# Exercise:
Every line of the following records that includes "Sanofi" should be copied.

(Excerpts from a transcription dataset)
━━━━━━
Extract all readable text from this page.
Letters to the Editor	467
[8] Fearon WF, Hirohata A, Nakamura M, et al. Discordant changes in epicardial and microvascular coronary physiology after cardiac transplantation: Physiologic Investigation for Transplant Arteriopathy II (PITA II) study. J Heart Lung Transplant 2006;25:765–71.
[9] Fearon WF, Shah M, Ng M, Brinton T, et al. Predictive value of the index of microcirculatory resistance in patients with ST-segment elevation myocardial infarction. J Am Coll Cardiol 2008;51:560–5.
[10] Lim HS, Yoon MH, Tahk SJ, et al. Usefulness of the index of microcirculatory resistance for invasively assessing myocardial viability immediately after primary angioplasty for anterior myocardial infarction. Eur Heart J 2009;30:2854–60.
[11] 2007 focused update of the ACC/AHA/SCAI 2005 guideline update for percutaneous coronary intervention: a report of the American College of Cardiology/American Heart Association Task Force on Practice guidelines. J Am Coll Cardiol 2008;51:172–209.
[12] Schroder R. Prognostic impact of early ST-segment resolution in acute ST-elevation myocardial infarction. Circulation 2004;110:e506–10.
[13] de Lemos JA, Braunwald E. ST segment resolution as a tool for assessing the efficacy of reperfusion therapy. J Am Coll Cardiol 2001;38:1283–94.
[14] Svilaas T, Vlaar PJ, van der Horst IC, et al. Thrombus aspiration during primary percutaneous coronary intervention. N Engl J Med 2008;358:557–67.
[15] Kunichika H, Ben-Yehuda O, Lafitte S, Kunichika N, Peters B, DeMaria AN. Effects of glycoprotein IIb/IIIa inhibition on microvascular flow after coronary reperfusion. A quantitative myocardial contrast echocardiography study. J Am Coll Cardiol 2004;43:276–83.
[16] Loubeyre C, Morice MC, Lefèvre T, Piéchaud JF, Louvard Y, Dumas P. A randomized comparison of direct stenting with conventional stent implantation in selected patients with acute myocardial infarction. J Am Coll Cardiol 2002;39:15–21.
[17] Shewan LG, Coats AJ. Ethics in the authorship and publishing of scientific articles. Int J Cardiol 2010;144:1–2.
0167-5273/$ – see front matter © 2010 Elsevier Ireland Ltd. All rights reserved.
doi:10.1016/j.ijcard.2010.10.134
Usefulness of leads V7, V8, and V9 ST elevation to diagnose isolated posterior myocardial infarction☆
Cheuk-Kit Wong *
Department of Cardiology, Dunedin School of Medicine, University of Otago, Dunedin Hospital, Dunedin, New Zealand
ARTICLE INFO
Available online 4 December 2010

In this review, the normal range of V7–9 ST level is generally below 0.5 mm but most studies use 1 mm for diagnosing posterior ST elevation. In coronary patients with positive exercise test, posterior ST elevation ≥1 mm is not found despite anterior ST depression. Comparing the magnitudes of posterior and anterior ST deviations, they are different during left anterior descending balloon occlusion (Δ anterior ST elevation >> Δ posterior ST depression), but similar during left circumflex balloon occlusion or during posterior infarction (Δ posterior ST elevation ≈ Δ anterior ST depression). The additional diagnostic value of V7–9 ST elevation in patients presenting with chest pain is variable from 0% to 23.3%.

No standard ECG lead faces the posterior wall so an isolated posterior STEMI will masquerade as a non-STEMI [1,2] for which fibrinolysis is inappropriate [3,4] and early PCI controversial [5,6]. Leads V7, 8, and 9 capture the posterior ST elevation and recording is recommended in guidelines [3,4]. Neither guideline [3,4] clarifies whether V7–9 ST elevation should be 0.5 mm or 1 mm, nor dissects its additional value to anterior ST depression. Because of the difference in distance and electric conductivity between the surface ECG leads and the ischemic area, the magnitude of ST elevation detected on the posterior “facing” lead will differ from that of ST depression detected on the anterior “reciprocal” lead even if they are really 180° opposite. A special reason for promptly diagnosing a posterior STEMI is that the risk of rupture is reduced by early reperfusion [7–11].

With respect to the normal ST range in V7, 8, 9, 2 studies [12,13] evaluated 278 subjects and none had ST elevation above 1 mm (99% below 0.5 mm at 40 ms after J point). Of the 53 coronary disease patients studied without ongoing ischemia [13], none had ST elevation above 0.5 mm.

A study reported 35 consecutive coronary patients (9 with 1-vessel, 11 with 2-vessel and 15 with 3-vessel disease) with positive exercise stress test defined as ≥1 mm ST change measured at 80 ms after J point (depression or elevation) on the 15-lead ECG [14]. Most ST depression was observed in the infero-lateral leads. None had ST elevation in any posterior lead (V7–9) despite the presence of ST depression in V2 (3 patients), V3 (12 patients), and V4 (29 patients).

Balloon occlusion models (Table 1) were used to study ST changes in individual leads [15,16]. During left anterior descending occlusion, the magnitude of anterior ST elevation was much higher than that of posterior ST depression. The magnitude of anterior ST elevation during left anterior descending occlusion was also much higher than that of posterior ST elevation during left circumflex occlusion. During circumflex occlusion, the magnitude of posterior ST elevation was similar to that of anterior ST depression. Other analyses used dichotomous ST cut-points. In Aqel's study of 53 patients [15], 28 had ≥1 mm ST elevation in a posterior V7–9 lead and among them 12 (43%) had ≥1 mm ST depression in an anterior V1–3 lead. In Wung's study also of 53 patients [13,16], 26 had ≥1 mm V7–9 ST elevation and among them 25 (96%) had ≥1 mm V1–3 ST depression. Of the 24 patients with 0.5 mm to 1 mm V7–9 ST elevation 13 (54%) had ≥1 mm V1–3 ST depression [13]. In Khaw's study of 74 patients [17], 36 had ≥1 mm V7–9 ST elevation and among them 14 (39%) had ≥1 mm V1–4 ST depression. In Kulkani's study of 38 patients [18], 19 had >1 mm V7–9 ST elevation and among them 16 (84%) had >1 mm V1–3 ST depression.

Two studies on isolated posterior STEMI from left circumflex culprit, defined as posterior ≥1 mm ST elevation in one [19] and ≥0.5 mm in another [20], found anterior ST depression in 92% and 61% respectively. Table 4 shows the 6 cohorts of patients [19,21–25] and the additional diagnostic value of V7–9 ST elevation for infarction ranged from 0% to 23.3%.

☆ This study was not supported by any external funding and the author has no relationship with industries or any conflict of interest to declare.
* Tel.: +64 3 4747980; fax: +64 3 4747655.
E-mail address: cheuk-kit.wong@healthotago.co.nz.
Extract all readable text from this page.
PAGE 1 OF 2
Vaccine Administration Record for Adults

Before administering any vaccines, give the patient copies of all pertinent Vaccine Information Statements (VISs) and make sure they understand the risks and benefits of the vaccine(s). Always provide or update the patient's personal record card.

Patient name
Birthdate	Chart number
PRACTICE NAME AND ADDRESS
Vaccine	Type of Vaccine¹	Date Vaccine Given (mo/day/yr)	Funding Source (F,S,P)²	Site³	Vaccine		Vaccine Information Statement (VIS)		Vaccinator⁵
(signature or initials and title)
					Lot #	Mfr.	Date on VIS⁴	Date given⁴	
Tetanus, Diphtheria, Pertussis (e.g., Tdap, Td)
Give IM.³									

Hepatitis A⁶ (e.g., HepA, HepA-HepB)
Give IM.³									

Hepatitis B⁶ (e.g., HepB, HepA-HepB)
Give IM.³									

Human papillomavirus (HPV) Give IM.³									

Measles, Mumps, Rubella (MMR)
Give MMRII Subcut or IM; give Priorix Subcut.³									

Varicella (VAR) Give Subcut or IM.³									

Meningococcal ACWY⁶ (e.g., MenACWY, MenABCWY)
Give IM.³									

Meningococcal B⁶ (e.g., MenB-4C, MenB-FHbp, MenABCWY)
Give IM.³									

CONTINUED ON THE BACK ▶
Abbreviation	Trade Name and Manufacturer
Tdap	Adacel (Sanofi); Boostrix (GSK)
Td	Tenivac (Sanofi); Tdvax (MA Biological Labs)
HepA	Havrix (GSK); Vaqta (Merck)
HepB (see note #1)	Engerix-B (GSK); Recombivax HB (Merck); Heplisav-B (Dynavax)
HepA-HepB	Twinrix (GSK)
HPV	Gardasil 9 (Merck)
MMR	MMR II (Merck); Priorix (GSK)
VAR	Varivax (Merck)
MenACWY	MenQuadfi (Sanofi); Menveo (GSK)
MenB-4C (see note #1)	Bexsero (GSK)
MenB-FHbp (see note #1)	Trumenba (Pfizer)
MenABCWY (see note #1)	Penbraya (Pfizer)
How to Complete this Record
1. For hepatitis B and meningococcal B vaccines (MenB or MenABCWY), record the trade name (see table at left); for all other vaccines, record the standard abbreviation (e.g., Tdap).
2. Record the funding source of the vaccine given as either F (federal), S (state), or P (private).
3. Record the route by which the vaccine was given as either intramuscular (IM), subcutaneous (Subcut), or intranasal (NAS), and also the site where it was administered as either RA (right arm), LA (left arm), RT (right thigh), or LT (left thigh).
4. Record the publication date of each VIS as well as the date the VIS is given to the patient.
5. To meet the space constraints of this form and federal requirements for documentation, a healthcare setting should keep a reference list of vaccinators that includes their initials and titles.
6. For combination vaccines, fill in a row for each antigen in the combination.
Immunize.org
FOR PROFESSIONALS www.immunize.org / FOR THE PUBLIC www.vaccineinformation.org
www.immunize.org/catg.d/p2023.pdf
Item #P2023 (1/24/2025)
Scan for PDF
━━━━━━
# The answer:
Tdap	Adacel (Sanofi); Boostrix (GSK)
Td	Tenivac (Sanofi); Tdvax (MA Biological Labs)
MenACWY	MenQuadfi (Sanofi); Menveo (GSK)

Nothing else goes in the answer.